Copy out all of the data exactly as it appears.

## INPUT FOR THIS TASK:
━━━━━━

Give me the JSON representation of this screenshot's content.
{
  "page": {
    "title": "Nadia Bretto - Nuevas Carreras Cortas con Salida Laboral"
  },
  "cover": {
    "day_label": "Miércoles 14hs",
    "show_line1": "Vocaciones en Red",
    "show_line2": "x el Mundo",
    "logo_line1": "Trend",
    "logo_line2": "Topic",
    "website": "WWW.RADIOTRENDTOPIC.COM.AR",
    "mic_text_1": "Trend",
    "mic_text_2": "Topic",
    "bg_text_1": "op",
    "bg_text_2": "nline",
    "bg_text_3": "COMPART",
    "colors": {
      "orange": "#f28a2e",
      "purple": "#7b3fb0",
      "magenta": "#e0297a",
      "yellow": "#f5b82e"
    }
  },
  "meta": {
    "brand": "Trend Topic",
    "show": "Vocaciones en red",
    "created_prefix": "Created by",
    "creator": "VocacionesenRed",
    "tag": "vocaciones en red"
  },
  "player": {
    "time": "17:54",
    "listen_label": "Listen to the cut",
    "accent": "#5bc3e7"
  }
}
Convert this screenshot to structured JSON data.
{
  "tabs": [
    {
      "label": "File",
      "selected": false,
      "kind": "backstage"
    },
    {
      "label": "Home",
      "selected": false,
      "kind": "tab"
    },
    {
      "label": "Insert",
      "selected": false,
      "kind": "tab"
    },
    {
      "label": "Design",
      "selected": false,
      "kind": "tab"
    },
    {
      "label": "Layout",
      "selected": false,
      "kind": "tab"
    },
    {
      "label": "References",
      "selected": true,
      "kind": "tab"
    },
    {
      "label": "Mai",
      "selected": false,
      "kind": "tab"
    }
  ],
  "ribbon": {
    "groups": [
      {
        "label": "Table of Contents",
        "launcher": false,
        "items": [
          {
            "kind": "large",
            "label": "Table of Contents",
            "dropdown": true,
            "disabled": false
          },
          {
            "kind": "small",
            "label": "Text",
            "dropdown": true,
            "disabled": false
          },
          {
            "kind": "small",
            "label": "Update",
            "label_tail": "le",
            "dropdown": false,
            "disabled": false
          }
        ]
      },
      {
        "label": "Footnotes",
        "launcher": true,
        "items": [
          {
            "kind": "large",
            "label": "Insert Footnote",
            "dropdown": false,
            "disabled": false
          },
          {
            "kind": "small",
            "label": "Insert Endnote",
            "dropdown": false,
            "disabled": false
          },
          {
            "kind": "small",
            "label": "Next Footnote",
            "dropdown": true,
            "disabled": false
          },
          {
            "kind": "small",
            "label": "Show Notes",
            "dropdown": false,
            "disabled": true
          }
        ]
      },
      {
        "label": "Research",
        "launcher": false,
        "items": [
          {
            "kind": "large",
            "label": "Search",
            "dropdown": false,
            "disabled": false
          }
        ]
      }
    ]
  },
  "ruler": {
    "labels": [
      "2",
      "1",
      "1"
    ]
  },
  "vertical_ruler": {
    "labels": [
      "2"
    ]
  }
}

━━━━━━

## RESULT BELOW:
Give me the JSON representation of this screenshot's content.
{
  "page": {
    "title": "Nadia Bretto - Nuevas Carreras Cortas con Salida Laboral"
  },
  "cover": {
    "day_label": "Miércoles 14hs",
    "show_line1": "Vocaciones en Red",
    "show_line2": "x el Mundo",
    "logo_line1": "Trend",
    "logo_line2": "Topic",
    "website": "WWW.RADIOTRENDTOPIC.COM.AR",
    "mic_text_1": "Trend",
    "mic_text_2": "Topic",
    "bg_text_1": "op",
    "bg_text_2": "nline",
    "bg_text_3": "COMPART",
    "colors": {
      "orange": "#f28a2e",
      "purple": "#7b3fb0",
      "magenta": "#e0297a",
      "yellow": "#f5b82e"
    }
  },
  "meta": {
    "brand": "Trend Topic",
    "show": "Vocaciones en red",
    "created_prefix": "Created by",
    "creator": "VocacionesenRed",
    "tag": "vocaciones en red"
  },
  "player": {
    "time": "17:54",
    "listen_label": "Listen to the cut",
    "accent": "#5bc3e7"
  }
}
Convert this screenshot to structured JSON data.
{
  "tabs": [
    {
      "label": "File",
      "selected": false,
      "kind": "backstage"
    },
    {
      "label": "Home",
      "selected": false,
      "kind": "tab"
    },
    {
      "label": "Insert",
      "selected": false,
      "kind": "tab"
    },
    {
      "label": "Design",
      "selected": false,
      "kind": "tab"
    },
    {
      "label": "Layout",
      "selected": false,
      "kind": "tab"
    },
    {
      "label": "References",
      "selected": true,
      "kind": "tab"
    },
    {
      "label": "Mai",
      "selected": false,
      "kind": "tab"
    }
  ],
  "ribbon": {
    "groups": [
      {
        "label": "Table of Contents",
        "launcher": false,
        "items": [
          {
            "kind": "large",
            "label": "Table of Contents",
            "dropdown": true,
            "disabled": false
          },
          {
            "kind": "small",
            "label": "Text",
            "dropdown": true,
            "disabled": false
          },
          {
            "kind": "small",
            "label": "Update",
            "label_tail": "le",
            "dropdown": false,
            "disabled": false
          }
        ]
      },
      {
        "label": "Footnotes",
        "launcher": true,
        "items": [
          {
            "kind": "large",
            "label": "Insert Footnote",
            "dropdown": false,
            "disabled": false
          },
          {
            "kind": "small",
            "label": "Insert Endnote",
            "dropdown": false,
            "disabled": false
          },
          {
            "kind": "small",
            "label": "Next Footnote",
            "dropdown": true,
            "disabled": false
          },
          {
            "kind": "small",
            "label": "Show Notes",
            "dropdown": false,
            "disabled": true
          }
        ]
      },
      {
        "label": "Research",
        "launcher": false,
        "items": [
          {
            "kind": "large",
            "label": "Search",
            "dropdown": false,
            "disabled": false
          }
        ]
      }
    ]
  },
  "ruler": {
    "labels": [
      "2",
      "1",
      "1"
    ]
  },
  "vertical_ruler": {
    "labels": [
      "2"
    ]
  }
}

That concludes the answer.